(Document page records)

---*---

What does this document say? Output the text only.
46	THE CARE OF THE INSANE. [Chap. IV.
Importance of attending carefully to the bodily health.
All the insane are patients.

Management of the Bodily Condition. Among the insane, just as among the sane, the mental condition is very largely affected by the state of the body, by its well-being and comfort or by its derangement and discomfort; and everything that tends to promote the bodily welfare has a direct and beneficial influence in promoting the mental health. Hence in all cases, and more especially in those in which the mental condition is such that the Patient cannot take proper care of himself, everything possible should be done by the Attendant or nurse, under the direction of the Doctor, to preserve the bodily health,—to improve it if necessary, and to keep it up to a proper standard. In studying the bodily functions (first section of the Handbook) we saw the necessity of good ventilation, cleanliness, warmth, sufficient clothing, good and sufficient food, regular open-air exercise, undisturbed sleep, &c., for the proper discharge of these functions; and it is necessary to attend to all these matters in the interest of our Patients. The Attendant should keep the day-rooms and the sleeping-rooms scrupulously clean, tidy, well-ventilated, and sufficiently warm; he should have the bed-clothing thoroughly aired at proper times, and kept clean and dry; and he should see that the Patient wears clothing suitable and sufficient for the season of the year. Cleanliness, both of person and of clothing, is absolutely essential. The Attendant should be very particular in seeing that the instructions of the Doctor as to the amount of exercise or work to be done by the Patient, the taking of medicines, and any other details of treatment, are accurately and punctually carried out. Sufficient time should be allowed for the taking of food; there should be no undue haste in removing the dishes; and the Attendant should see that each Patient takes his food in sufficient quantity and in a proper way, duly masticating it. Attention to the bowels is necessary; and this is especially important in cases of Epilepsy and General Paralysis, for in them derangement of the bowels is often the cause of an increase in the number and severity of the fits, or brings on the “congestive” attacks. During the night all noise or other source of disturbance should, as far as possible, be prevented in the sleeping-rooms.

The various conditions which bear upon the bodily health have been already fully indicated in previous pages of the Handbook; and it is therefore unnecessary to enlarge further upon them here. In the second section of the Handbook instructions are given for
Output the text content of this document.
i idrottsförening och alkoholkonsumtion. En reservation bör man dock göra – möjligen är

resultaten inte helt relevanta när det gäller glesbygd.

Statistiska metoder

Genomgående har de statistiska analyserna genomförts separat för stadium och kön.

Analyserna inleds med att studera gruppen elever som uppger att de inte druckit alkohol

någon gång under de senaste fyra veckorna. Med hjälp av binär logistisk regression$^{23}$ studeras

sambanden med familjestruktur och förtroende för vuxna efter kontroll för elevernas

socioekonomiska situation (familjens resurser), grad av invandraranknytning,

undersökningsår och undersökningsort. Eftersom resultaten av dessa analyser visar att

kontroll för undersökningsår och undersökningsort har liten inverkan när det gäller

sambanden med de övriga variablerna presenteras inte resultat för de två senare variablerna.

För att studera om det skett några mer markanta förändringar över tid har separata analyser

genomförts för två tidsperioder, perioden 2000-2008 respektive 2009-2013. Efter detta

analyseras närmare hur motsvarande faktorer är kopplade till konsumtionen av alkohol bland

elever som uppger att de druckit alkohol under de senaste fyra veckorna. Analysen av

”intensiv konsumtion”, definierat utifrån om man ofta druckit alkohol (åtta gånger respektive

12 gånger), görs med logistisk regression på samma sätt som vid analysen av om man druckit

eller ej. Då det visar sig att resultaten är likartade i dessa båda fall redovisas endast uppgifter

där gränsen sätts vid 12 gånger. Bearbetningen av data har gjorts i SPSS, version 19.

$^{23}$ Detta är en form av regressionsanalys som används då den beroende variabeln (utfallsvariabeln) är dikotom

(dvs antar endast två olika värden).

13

---*---

WHAT THE TASK REQUIRES: Please go through the data above and copy every line that has the word "respektive".

ANSWER BELOW:
genomförts för två tidsperioder, perioden 2000-2008 respektive 2009-2013. Efter detta
”intensiv konsumtion”, definierat utifrån om man ofta druckit alkohol (åtta gånger respektive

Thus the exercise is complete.